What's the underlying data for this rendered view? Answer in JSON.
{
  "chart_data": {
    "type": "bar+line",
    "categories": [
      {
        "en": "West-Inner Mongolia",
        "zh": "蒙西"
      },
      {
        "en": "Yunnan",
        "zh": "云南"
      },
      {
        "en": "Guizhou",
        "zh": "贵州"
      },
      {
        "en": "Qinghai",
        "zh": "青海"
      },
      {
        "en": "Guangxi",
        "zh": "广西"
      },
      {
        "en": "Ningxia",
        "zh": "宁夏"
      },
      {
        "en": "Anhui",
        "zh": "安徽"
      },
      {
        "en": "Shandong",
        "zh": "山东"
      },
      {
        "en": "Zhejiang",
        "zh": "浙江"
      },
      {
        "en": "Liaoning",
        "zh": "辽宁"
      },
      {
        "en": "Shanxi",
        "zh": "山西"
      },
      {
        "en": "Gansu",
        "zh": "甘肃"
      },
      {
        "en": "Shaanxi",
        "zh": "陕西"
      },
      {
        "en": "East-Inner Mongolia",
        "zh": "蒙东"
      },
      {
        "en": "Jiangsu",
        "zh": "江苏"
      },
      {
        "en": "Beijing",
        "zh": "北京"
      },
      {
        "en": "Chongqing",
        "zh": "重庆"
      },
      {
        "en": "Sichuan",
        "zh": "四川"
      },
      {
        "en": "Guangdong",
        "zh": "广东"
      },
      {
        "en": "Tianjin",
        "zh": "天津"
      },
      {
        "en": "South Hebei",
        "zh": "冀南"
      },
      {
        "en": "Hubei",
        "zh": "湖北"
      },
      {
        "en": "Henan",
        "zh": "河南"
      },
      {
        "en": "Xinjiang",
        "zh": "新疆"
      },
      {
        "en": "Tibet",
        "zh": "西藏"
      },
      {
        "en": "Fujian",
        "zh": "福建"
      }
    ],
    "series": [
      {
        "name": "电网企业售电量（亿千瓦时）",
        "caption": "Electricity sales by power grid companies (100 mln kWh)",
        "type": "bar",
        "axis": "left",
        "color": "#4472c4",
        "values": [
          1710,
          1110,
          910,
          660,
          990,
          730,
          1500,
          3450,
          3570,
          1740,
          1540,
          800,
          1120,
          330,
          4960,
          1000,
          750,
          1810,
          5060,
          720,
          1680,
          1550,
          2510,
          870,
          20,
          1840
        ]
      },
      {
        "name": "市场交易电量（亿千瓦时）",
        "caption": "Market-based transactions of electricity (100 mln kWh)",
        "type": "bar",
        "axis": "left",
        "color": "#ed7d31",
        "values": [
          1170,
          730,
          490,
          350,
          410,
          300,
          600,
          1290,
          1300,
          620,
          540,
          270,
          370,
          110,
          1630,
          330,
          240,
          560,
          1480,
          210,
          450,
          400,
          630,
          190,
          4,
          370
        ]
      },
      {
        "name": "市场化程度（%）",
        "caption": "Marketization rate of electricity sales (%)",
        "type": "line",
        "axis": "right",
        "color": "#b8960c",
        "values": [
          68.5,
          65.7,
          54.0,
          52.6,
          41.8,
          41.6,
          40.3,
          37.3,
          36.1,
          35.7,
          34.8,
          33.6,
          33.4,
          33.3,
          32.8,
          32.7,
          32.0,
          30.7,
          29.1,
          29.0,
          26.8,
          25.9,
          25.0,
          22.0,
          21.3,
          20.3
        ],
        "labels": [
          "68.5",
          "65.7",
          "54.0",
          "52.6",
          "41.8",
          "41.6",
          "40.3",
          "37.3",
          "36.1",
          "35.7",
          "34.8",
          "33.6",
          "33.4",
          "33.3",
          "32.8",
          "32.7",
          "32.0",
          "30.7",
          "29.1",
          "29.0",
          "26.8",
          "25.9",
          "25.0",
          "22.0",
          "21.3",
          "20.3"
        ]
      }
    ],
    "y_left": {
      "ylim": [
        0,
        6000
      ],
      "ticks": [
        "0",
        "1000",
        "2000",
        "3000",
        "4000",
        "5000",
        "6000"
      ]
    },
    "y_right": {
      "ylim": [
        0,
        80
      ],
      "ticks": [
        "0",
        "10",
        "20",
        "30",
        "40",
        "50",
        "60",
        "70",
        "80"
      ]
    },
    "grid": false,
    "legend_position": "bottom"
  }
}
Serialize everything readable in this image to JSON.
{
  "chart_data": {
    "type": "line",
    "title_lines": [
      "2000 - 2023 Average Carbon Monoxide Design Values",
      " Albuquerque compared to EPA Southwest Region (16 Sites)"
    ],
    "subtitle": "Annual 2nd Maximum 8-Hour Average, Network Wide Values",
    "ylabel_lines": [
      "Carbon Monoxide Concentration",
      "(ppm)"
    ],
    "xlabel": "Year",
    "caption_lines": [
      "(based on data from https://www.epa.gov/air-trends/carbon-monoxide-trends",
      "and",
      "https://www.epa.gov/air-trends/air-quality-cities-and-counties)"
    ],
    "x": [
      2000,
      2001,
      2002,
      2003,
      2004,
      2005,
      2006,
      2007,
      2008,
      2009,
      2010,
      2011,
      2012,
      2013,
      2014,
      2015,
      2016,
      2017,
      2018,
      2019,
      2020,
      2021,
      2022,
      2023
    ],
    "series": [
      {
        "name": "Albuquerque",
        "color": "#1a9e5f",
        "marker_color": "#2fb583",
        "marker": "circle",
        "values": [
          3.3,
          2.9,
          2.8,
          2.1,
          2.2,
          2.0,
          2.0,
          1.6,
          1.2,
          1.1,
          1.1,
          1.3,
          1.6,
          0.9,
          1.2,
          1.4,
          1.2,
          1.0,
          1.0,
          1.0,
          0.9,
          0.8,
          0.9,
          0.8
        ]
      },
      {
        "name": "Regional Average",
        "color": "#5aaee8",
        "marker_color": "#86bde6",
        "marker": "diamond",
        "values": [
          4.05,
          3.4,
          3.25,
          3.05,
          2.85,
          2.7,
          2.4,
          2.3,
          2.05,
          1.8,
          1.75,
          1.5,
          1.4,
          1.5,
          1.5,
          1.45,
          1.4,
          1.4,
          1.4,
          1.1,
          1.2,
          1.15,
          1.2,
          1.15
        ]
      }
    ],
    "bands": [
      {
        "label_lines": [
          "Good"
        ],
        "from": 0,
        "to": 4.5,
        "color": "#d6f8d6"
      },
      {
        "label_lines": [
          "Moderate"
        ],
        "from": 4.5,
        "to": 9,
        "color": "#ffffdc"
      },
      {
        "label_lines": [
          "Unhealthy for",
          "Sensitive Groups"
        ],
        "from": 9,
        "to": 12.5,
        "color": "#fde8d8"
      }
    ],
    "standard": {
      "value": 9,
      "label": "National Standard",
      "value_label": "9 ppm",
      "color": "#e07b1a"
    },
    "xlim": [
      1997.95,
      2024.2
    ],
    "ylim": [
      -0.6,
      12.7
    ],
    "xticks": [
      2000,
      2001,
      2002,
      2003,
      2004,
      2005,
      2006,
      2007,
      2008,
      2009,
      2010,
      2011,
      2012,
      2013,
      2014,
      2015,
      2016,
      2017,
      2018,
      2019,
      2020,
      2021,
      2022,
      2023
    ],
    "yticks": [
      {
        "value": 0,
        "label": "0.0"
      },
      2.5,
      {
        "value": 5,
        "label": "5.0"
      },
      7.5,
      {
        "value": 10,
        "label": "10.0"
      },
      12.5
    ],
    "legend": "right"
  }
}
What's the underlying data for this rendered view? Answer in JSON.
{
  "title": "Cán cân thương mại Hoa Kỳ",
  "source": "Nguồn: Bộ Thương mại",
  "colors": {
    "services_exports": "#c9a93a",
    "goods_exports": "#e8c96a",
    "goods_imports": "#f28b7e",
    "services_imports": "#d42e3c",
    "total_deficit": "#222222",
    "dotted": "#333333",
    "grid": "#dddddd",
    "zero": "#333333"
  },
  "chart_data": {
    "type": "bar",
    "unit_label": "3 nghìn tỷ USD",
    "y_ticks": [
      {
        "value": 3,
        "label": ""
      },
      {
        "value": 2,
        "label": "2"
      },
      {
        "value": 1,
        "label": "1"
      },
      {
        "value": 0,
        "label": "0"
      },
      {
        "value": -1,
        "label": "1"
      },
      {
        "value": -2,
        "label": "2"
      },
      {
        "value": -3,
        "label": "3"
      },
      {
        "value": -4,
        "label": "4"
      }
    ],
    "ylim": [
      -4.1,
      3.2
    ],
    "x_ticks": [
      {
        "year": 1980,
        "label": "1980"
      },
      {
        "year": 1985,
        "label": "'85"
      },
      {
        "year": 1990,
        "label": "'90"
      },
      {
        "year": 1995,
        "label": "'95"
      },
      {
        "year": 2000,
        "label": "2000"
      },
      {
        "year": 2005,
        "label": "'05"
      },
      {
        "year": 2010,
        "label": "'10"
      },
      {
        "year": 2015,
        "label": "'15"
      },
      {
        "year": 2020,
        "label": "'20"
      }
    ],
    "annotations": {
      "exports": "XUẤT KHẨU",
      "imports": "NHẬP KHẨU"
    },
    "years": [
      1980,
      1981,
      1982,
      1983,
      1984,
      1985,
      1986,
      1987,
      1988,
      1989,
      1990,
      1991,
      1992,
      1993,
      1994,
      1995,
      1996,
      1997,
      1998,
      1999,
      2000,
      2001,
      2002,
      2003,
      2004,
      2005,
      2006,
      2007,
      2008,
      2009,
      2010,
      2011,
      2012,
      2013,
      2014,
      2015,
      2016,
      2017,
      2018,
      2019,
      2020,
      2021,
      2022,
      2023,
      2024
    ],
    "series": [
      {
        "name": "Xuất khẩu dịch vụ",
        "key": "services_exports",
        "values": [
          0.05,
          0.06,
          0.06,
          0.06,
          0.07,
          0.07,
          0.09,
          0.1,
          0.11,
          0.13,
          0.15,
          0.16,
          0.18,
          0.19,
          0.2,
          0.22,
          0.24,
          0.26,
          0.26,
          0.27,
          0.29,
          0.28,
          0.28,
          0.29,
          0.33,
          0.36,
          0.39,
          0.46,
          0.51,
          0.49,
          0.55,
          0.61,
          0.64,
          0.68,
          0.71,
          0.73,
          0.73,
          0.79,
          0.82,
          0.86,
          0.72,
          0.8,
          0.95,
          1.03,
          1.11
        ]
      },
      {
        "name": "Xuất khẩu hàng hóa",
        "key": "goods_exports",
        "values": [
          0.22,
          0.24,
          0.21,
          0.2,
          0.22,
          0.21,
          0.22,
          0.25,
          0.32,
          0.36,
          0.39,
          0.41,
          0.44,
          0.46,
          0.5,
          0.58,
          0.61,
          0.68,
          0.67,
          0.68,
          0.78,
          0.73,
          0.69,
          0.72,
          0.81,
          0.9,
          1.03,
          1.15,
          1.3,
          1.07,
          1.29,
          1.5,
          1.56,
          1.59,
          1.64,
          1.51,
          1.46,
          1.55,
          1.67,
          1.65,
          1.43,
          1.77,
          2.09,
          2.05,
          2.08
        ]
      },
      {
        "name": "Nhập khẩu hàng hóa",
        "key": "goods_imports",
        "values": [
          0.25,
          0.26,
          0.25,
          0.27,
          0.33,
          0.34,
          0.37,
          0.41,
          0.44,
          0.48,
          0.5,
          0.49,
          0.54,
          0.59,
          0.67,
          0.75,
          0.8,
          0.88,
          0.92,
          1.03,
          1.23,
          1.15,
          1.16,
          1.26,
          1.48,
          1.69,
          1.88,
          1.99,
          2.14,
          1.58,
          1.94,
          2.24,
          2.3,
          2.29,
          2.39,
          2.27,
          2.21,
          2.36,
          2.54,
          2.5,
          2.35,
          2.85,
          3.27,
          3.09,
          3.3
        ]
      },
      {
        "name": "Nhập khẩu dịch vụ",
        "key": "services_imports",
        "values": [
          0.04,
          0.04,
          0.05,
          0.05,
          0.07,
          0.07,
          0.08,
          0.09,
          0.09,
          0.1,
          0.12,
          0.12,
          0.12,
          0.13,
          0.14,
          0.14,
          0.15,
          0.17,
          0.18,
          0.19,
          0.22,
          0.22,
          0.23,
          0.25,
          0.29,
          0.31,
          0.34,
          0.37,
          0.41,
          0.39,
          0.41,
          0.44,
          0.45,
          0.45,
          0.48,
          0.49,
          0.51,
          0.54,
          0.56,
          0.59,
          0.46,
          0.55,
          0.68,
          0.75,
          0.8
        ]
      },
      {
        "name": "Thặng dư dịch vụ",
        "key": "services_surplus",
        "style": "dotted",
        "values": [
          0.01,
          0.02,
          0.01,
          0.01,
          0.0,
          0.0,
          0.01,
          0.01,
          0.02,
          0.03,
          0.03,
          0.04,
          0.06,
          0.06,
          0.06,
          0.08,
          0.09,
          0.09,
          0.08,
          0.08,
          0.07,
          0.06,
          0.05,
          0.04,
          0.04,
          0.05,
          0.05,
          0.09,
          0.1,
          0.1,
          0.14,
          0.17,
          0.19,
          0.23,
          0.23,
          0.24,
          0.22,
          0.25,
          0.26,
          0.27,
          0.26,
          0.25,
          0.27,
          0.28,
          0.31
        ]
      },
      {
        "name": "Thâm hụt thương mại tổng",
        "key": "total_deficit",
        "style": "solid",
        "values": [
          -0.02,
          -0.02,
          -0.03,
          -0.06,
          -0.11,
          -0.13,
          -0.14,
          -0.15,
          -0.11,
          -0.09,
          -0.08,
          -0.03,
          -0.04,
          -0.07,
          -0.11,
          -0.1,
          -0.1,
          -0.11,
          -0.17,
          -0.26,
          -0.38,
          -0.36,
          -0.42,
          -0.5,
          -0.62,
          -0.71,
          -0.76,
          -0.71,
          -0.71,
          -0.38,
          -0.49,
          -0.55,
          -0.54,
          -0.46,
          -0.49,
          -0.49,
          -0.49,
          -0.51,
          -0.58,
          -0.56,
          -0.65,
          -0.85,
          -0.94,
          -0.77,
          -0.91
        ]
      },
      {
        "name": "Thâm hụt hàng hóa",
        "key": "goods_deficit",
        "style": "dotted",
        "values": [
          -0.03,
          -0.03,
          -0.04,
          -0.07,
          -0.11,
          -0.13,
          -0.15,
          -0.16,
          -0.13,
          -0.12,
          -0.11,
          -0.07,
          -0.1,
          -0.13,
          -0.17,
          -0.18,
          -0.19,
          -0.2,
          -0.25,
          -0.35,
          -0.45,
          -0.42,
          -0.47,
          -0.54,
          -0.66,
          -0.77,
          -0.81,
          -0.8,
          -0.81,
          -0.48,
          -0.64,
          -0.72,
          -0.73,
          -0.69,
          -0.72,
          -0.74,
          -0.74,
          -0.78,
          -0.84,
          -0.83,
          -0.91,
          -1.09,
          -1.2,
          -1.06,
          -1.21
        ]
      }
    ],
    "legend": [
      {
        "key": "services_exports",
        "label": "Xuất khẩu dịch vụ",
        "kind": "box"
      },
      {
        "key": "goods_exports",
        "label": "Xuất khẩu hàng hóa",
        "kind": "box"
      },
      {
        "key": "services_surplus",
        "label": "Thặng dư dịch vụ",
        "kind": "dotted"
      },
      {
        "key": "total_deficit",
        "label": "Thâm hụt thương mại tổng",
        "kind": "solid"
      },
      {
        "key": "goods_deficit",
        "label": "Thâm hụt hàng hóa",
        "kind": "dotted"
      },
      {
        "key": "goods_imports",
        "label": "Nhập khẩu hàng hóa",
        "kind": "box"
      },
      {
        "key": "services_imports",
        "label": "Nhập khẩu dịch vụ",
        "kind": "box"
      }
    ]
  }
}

(Stated task):
Copy out every line from the material above in which the word "Inner" appears.

(Result below):
        "en": "West-Inner Mongolia",
        "en": "East-Inner Mongolia",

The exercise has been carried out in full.